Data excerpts
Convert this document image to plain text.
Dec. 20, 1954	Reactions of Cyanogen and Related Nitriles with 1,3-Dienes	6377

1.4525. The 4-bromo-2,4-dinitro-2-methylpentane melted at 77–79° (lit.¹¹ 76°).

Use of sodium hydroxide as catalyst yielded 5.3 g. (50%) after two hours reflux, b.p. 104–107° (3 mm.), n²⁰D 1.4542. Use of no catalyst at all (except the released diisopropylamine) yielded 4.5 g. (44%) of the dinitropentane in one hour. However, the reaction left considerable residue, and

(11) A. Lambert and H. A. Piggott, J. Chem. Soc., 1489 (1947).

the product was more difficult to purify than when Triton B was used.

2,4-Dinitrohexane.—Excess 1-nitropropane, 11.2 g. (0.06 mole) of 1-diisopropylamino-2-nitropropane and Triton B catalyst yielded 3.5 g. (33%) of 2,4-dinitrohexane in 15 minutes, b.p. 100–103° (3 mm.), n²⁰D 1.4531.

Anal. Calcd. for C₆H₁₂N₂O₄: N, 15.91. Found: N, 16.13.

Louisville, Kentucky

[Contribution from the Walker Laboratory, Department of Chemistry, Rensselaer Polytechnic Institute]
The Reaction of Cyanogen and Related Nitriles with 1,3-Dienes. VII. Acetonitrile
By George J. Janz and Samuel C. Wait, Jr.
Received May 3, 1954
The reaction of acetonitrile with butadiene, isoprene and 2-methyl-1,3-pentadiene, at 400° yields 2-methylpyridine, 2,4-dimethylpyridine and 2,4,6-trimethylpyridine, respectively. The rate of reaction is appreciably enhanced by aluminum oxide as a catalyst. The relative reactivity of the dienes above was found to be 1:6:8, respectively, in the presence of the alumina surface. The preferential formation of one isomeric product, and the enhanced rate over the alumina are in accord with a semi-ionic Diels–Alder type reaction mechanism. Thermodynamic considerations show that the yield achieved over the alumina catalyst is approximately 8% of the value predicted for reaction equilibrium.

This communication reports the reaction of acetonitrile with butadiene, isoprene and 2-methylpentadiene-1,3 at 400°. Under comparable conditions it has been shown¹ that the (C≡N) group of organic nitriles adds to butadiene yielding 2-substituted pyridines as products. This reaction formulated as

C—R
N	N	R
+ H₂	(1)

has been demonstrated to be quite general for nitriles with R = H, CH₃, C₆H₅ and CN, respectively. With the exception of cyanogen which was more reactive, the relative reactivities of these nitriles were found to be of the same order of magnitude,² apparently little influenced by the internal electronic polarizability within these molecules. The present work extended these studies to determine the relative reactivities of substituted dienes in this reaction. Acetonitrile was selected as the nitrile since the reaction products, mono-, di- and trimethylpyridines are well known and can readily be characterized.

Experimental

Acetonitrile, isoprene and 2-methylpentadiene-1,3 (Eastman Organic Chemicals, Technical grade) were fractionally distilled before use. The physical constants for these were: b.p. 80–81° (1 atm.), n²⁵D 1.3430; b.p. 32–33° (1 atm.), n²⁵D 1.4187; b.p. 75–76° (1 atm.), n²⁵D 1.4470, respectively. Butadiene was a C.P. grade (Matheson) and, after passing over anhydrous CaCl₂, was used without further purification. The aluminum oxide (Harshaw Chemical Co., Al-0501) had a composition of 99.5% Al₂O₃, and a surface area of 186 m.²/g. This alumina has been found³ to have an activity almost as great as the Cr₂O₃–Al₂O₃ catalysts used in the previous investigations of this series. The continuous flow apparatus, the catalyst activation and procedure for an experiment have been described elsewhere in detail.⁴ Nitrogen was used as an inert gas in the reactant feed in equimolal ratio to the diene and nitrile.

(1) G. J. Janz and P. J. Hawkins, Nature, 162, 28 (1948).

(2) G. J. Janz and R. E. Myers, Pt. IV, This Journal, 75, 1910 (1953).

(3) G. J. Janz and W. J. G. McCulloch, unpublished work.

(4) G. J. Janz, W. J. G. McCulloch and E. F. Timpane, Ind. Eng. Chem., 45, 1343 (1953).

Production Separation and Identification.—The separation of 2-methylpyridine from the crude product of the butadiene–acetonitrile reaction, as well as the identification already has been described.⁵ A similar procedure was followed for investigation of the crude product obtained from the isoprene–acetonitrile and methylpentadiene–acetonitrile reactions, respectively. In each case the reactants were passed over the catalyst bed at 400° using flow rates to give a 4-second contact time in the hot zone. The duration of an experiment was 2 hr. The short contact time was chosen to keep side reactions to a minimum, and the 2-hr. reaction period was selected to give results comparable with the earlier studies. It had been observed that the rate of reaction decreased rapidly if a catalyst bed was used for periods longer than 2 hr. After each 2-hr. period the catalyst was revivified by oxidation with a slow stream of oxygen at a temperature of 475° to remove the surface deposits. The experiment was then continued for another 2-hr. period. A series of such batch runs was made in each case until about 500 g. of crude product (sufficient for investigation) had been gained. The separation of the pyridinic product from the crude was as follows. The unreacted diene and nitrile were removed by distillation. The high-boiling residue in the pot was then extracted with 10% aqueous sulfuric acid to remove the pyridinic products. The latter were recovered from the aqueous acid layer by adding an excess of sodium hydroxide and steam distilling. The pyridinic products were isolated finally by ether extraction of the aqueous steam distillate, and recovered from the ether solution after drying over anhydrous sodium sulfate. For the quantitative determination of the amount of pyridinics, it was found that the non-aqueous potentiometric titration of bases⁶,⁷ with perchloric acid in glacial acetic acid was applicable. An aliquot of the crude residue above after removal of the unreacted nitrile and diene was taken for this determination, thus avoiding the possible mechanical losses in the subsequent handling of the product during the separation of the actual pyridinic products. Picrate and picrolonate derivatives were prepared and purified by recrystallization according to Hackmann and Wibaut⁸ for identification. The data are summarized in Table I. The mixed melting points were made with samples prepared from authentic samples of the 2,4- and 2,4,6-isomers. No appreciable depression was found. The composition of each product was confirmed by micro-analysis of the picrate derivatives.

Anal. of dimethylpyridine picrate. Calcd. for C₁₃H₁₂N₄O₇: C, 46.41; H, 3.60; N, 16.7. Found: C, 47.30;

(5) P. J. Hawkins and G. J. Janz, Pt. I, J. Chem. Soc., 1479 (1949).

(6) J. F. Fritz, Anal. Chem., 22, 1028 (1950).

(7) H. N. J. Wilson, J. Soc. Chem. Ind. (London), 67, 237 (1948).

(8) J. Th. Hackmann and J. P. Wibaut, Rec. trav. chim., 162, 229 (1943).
...
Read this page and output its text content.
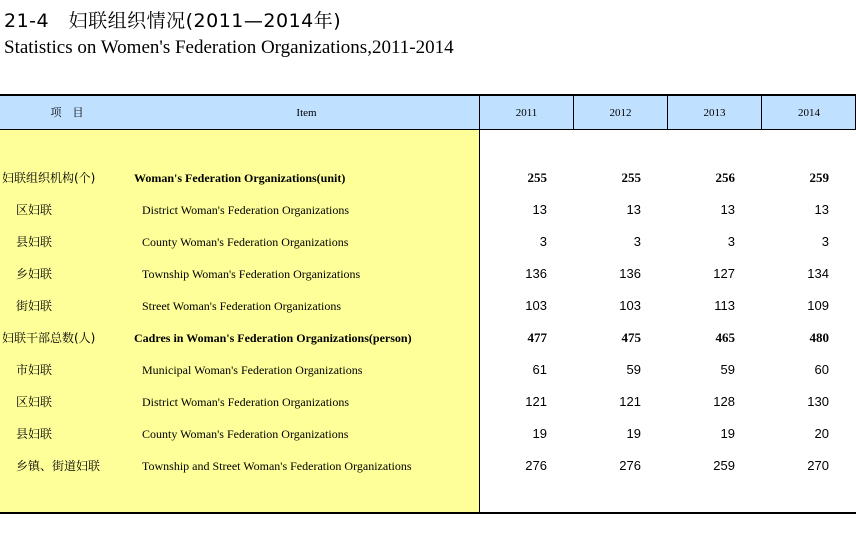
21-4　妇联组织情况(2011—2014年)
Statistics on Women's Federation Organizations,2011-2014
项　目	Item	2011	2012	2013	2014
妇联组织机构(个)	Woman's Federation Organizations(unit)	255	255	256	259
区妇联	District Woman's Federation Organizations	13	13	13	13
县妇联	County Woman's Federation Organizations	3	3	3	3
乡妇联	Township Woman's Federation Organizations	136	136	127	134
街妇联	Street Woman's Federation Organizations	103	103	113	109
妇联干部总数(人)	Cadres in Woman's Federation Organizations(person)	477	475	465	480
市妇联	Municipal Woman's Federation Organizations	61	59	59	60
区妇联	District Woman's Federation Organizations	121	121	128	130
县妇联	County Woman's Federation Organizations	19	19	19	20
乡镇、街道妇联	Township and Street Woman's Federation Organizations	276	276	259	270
==
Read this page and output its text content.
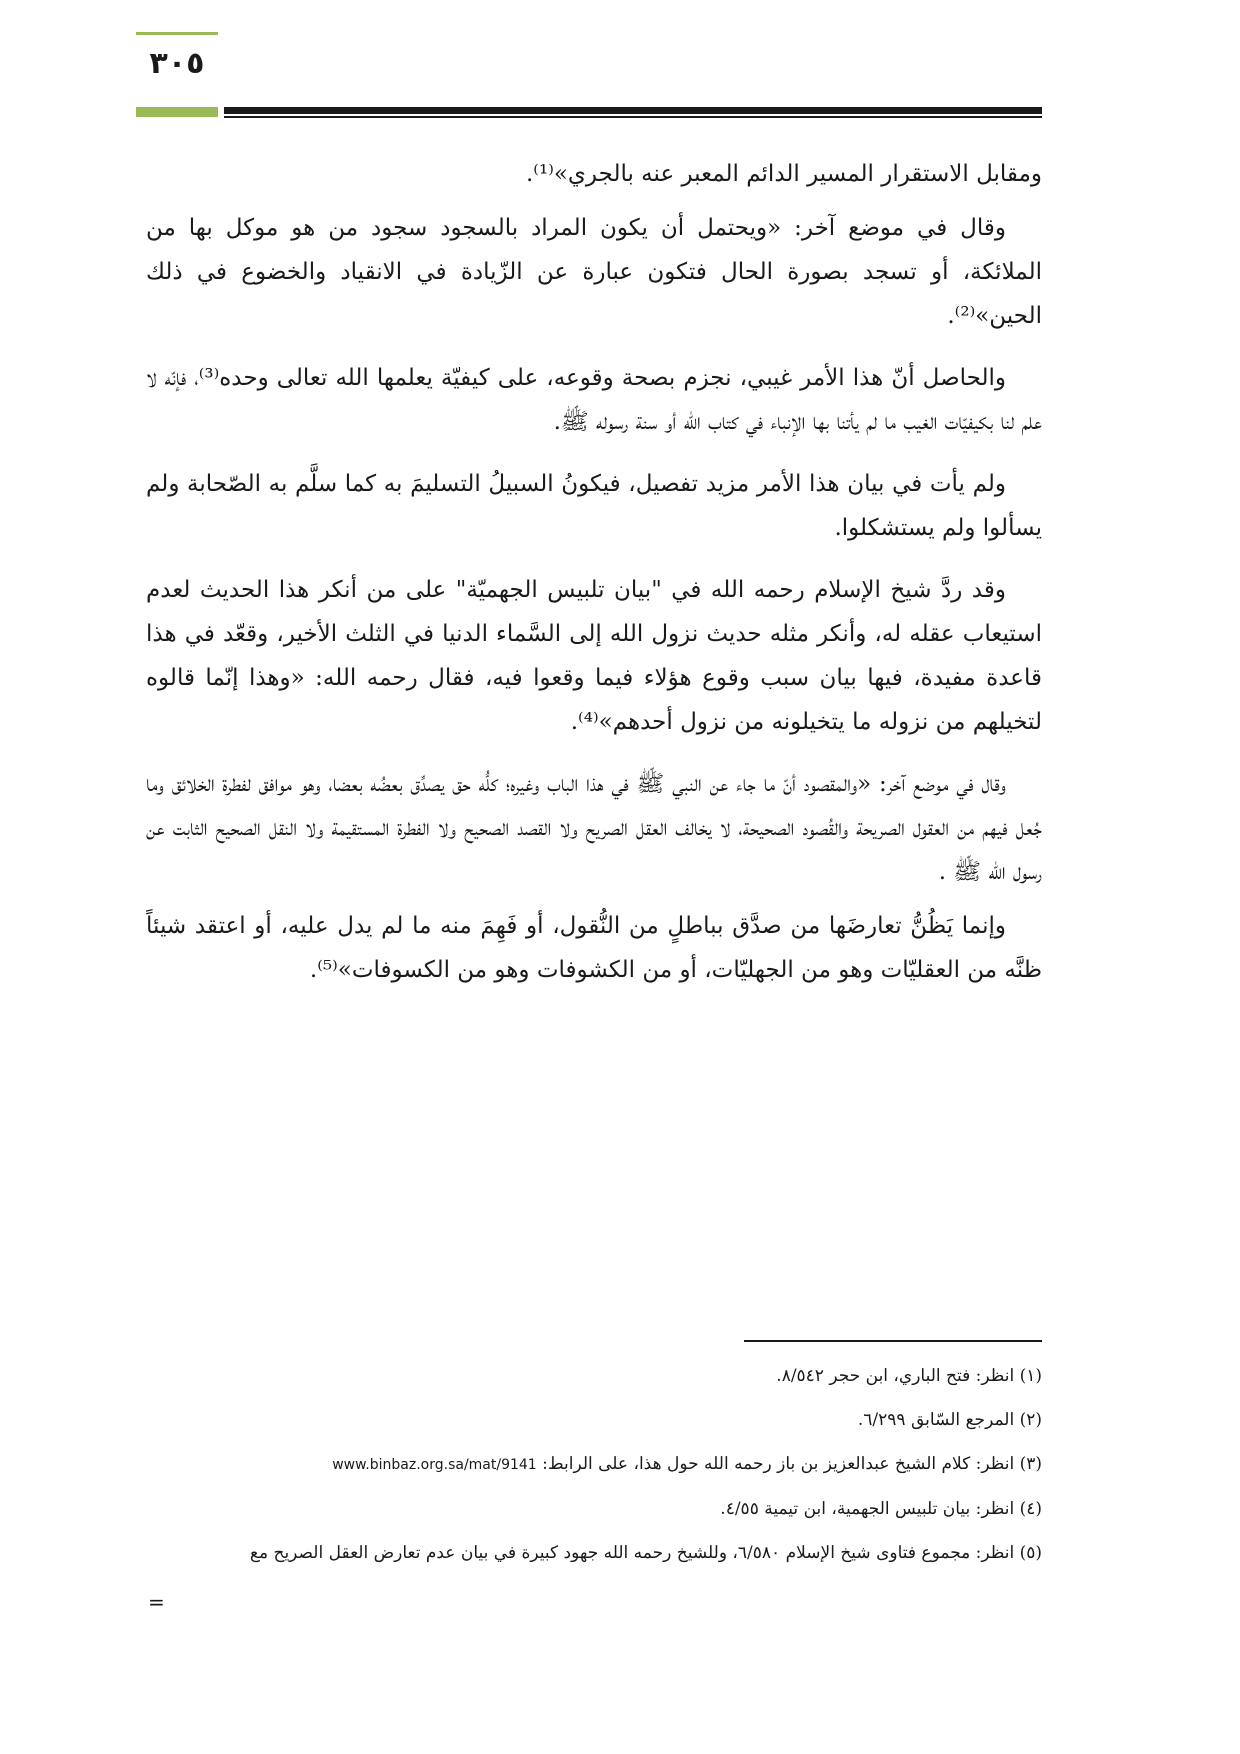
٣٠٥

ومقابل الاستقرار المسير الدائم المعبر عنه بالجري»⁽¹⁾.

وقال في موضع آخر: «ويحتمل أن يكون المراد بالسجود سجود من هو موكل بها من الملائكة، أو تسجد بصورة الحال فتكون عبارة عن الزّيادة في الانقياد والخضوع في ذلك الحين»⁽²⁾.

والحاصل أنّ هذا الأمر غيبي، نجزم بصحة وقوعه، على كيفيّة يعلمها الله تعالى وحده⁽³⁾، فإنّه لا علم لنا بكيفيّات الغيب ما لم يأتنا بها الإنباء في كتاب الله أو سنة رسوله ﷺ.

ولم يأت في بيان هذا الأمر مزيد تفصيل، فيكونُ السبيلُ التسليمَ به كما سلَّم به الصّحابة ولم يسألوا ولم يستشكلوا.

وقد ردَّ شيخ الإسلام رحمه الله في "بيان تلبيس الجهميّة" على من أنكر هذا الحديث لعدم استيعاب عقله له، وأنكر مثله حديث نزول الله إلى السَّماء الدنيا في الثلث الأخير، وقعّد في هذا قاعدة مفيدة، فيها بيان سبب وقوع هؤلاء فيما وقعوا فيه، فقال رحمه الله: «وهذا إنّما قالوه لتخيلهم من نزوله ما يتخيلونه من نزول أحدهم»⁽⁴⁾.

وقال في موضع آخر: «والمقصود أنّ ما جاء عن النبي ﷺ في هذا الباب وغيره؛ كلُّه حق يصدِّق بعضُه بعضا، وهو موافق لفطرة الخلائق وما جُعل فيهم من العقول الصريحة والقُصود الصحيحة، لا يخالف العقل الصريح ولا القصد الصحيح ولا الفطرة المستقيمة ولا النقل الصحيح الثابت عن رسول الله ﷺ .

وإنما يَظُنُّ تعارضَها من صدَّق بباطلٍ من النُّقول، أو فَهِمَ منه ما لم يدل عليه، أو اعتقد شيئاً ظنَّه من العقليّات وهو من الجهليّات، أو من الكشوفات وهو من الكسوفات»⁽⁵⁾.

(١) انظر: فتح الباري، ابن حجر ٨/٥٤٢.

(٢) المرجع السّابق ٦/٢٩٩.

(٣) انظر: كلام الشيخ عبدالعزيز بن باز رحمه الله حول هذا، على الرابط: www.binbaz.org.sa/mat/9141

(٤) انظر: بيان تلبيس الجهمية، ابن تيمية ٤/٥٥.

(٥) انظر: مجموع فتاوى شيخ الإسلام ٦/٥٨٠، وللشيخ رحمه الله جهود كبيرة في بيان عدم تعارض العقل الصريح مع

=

# WHAT YOU SHOULD DO
Copy every line that contains the string "تعارض".

# EXERCISE OUTPUT
وإنما يَظُنُّ تعارضَها من صدَّق بباطلٍ من النُّقول، أو فَهِمَ منه ما لم يدل عليه، أو اعتقد شيئاً ظنَّه من العقليّات وهو من الجهليّات، أو من الكشوفات وهو من الكسوفات»⁽⁵⁾.
(٥) انظر: مجموع فتاوى شيخ الإسلام ٦/٥٨٠، وللشيخ رحمه الله جهود كبيرة في بيان عدم تعارض العقل الصريح مع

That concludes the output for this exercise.